DATA SHOWN:
-=-=-=-=-
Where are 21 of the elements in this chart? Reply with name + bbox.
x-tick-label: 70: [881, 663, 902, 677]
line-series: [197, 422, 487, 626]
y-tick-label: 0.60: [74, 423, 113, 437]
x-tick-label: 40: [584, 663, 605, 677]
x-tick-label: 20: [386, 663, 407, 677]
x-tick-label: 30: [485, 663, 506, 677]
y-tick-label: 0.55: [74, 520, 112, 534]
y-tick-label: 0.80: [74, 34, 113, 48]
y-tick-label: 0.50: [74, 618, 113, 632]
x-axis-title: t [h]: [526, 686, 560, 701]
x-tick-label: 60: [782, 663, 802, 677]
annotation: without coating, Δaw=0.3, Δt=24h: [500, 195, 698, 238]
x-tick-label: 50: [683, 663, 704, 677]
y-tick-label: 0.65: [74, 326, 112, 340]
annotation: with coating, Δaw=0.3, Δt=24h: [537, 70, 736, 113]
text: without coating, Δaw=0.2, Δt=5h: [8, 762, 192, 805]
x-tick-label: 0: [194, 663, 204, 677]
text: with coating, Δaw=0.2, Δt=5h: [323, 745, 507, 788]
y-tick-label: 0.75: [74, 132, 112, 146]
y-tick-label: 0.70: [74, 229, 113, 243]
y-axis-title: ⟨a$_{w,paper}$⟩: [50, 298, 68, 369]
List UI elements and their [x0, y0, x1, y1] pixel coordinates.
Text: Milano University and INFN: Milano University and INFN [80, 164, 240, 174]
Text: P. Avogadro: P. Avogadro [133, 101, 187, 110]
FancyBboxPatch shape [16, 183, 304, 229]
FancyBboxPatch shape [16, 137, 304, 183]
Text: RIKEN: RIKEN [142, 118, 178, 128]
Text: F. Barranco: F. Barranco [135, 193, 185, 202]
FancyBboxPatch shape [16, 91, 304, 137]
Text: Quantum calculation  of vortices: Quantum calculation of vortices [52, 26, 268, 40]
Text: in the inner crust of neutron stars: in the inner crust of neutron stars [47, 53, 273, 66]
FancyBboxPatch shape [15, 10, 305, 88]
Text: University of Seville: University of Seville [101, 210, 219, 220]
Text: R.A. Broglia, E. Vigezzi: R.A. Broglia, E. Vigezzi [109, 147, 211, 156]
-=-=-=-=-
WORK TO BE COMPLETED:
Please return every one of the rows above, unchanged and character for character.

RESPONSE TO THIS TASK:
Where are 21 of the elements in this chart? Reply with name + bbox.
x-tick-label: 70: [881, 663, 902, 677]
line-series: [197, 422, 487, 626]
y-tick-label: 0.60: [74, 423, 113, 437]
x-tick-label: 40: [584, 663, 605, 677]
x-tick-label: 20: [386, 663, 407, 677]
x-tick-label: 30: [485, 663, 506, 677]
y-tick-label: 0.55: [74, 520, 112, 534]
y-tick-label: 0.80: [74, 34, 113, 48]
y-tick-label: 0.50: [74, 618, 113, 632]
x-axis-title: t [h]: [526, 686, 560, 701]
x-tick-label: 60: [782, 663, 802, 677]
annotation: without coating, Δaw=0.3, Δt=24h: [500, 195, 698, 238]
x-tick-label: 50: [683, 663, 704, 677]
y-tick-label: 0.65: [74, 326, 112, 340]
annotation: with coating, Δaw=0.3, Δt=24h: [537, 70, 736, 113]
text: without coating, Δaw=0.2, Δt=5h: [8, 762, 192, 805]
x-tick-label: 0: [194, 663, 204, 677]
text: with coating, Δaw=0.2, Δt=5h: [323, 745, 507, 788]
y-tick-label: 0.75: [74, 132, 112, 146]
y-tick-label: 0.70: [74, 229, 113, 243]
y-axis-title: ⟨a$_{w,paper}$⟩: [50, 298, 68, 369]
List UI elements and their [x0, y0, x1, y1] pixel coordinates.
Text: Milano University and INFN: Milano University and INFN [80, 164, 240, 174]
Text: P. Avogadro: P. Avogadro [133, 101, 187, 110]
FancyBboxPatch shape [16, 183, 304, 229]
FancyBboxPatch shape [16, 137, 304, 183]
Text: RIKEN: RIKEN [142, 118, 178, 128]
Text: F. Barranco: F. Barranco [135, 193, 185, 202]
FancyBboxPatch shape [16, 91, 304, 137]
Text: Quantum calculation  of vortices: Quantum calculation of vortices [52, 26, 268, 40]
Text: in the inner crust of neutron stars: in the inner crust of neutron stars [47, 53, 273, 66]
FancyBboxPatch shape [15, 10, 305, 88]
Text: University of Seville: University of Seville [101, 210, 219, 220]
Text: R.A. Broglia, E. Vigezzi: R.A. Broglia, E. Vigezzi [109, 147, 211, 156]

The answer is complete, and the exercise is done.